**Instructions for the task**
Take every line from the listing below that contains "Collagen".

**Data to process**
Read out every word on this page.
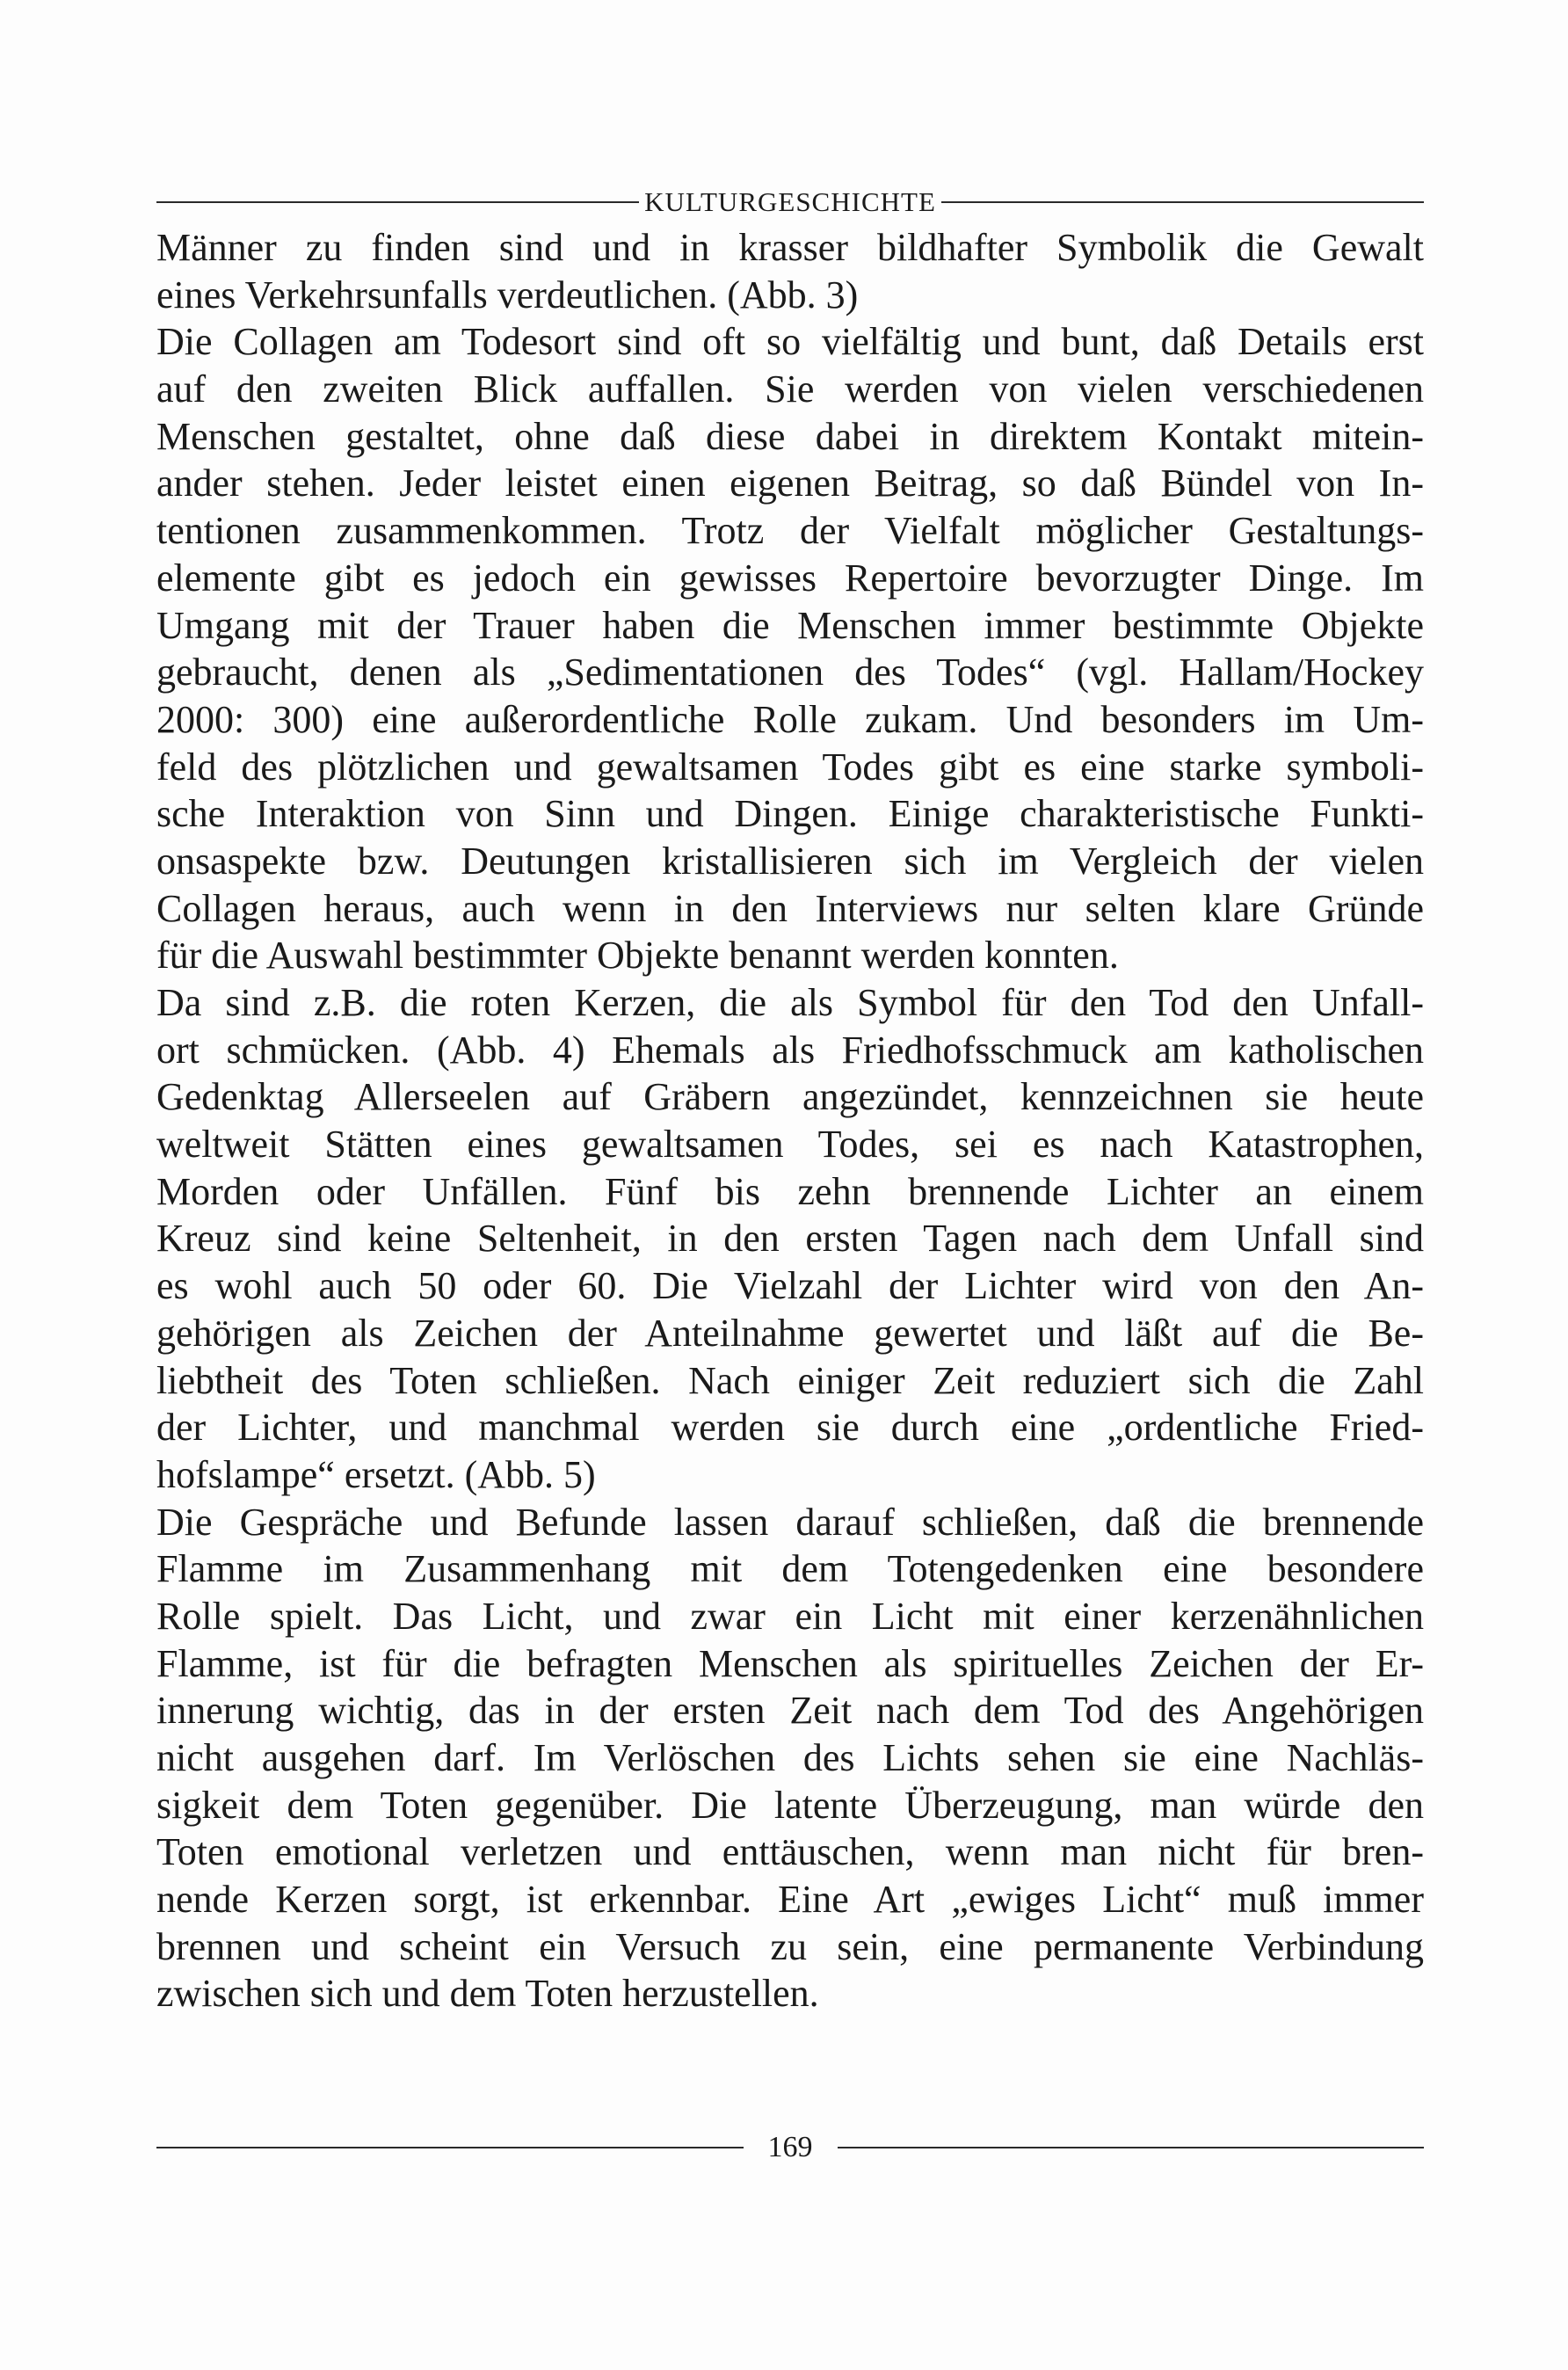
KULTURGESCHICHTE
Männer zu finden sind und in krasser bildhafter Symbolik die Gewalt
eines Verkehrsunfalls verdeutlichen. (Abb. 3)
Die Collagen am Todesort sind oft so vielfältig und bunt, daß Details erst
auf den zweiten Blick auffallen. Sie werden von vielen verschiedenen
Menschen gestaltet, ohne daß diese dabei in direktem Kontakt mitein-
ander stehen. Jeder leistet einen eigenen Beitrag, so daß Bündel von In-
tentionen zusammenkommen. Trotz der Vielfalt möglicher Gestaltungs-
elemente gibt es jedoch ein gewisses Repertoire bevorzugter Dinge. Im
Umgang mit der Trauer haben die Menschen immer bestimmte Objekte
gebraucht, denen als „Sedimentationen des Todes“ (vgl. Hallam/Hockey
2000: 300) eine außerordentliche Rolle zukam. Und besonders im Um-
feld des plötzlichen und gewaltsamen Todes gibt es eine starke symboli-
sche Interaktion von Sinn und Dingen. Einige charakteristische Funkti-
onsaspekte bzw. Deutungen kristallisieren sich im Vergleich der vielen
Collagen heraus, auch wenn in den Interviews nur selten klare Gründe
für die Auswahl bestimmter Objekte benannt werden konnten.
Da sind z.B. die roten Kerzen, die als Symbol für den Tod den Unfall-
ort schmücken. (Abb. 4) Ehemals als Friedhofsschmuck am katholischen
Gedenktag Allerseelen auf Gräbern angezündet, kennzeichnen sie heute
weltweit Stätten eines gewaltsamen Todes, sei es nach Katastrophen,
Morden oder Unfällen. Fünf bis zehn brennende Lichter an einem
Kreuz sind keine Seltenheit, in den ersten Tagen nach dem Unfall sind
es wohl auch 50 oder 60. Die Vielzahl der Lichter wird von den An-
gehörigen als Zeichen der Anteilnahme gewertet und läßt auf die Be-
liebtheit des Toten schließen. Nach einiger Zeit reduziert sich die Zahl
der Lichter, und manchmal werden sie durch eine „ordentliche Fried-
hofslampe“ ersetzt. (Abb. 5)
Die Gespräche und Befunde lassen darauf schließen, daß die brennende
Flamme im Zusammenhang mit dem Totengedenken eine besondere
Rolle spielt. Das Licht, und zwar ein Licht mit einer kerzenähnlichen
Flamme, ist für die befragten Menschen als spirituelles Zeichen der Er-
innerung wichtig, das in der ersten Zeit nach dem Tod des Angehörigen
nicht ausgehen darf. Im Verlöschen des Lichts sehen sie eine Nachläs-
sigkeit dem Toten gegenüber. Die latente Überzeugung, man würde den
Toten emotional verletzen und enttäuschen, wenn man nicht für bren-
nende Kerzen sorgt, ist erkennbar. Eine Art „ewiges Licht“ muß immer
brennen und scheint ein Versuch zu sein, eine permanente Verbindung
zwischen sich und dem Toten herzustellen.
169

**Response to this task**
Die Collagen am Todesort sind oft so vielfältig und bunt, daß Details erst
Collagen heraus, auch wenn in den Interviews nur selten klare Gründe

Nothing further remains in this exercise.